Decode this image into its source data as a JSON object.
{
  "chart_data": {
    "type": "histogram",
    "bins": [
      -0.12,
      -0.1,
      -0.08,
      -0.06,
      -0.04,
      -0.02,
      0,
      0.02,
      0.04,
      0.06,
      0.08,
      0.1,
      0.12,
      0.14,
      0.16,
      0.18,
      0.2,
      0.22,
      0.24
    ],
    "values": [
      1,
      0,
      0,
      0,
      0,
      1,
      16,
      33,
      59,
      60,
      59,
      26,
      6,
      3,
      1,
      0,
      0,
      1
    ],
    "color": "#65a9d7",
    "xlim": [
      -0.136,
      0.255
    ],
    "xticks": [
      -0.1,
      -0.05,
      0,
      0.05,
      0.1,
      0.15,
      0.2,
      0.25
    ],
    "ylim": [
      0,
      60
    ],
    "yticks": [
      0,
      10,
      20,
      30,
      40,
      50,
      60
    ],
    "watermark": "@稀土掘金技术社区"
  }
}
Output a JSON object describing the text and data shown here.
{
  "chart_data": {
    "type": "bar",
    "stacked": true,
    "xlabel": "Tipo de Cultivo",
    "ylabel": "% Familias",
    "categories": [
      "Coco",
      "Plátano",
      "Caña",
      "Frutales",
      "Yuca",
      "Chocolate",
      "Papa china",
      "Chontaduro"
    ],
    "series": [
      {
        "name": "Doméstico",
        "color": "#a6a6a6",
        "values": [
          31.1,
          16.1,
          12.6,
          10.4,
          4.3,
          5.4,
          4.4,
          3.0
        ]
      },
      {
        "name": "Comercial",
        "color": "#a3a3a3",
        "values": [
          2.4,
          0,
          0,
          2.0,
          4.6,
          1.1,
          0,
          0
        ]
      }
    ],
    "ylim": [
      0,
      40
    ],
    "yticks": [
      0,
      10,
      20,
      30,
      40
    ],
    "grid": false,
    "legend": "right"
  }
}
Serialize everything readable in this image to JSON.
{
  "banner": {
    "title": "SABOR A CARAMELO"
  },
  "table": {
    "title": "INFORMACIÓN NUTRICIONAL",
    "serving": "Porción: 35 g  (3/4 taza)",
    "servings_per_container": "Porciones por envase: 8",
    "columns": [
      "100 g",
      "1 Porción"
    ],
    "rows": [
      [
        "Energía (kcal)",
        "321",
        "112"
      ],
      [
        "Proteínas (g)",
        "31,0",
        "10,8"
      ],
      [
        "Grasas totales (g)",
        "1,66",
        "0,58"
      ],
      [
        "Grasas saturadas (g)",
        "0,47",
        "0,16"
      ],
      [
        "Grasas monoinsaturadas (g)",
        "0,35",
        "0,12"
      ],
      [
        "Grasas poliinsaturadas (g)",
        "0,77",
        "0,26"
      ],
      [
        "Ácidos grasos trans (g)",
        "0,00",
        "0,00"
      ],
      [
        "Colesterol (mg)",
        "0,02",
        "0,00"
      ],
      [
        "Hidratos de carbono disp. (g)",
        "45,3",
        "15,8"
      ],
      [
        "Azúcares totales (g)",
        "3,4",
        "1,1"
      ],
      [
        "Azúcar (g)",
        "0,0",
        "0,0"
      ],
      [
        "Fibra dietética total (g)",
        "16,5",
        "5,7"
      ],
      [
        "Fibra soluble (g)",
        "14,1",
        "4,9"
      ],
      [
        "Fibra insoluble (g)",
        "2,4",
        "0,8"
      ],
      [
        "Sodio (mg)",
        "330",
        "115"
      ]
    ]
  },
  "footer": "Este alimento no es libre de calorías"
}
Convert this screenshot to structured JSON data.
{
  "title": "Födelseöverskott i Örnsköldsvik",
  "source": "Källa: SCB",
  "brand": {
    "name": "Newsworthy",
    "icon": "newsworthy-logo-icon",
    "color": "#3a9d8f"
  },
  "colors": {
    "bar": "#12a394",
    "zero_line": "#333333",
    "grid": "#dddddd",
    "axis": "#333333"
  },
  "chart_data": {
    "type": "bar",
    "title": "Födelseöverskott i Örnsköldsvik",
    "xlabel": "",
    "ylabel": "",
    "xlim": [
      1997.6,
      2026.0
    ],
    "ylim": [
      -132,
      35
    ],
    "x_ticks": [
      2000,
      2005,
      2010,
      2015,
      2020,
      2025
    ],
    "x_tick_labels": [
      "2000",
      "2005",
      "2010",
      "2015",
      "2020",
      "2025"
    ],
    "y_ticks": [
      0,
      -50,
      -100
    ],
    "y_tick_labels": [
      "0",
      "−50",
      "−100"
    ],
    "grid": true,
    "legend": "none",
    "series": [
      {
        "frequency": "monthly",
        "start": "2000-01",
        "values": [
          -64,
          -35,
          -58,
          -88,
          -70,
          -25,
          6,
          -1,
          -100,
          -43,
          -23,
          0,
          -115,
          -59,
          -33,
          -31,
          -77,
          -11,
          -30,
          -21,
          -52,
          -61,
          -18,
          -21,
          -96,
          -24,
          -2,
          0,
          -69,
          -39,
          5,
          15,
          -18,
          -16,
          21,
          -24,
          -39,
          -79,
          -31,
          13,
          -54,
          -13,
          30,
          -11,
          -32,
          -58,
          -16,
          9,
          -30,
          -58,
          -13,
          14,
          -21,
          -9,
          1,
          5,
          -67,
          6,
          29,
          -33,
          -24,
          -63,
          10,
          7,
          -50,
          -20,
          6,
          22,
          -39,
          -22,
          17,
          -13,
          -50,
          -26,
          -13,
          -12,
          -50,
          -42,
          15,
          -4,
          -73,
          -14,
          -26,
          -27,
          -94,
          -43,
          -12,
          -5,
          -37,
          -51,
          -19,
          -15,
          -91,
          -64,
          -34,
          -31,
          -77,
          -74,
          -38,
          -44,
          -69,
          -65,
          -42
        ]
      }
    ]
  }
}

***

= Task prompt =
Pick out and copy the lines of the material that include the word "Fibra".

= Correct answer =
        "Fibra dietética total (g)",
        "Fibra soluble (g)",
        "Fibra insoluble (g)",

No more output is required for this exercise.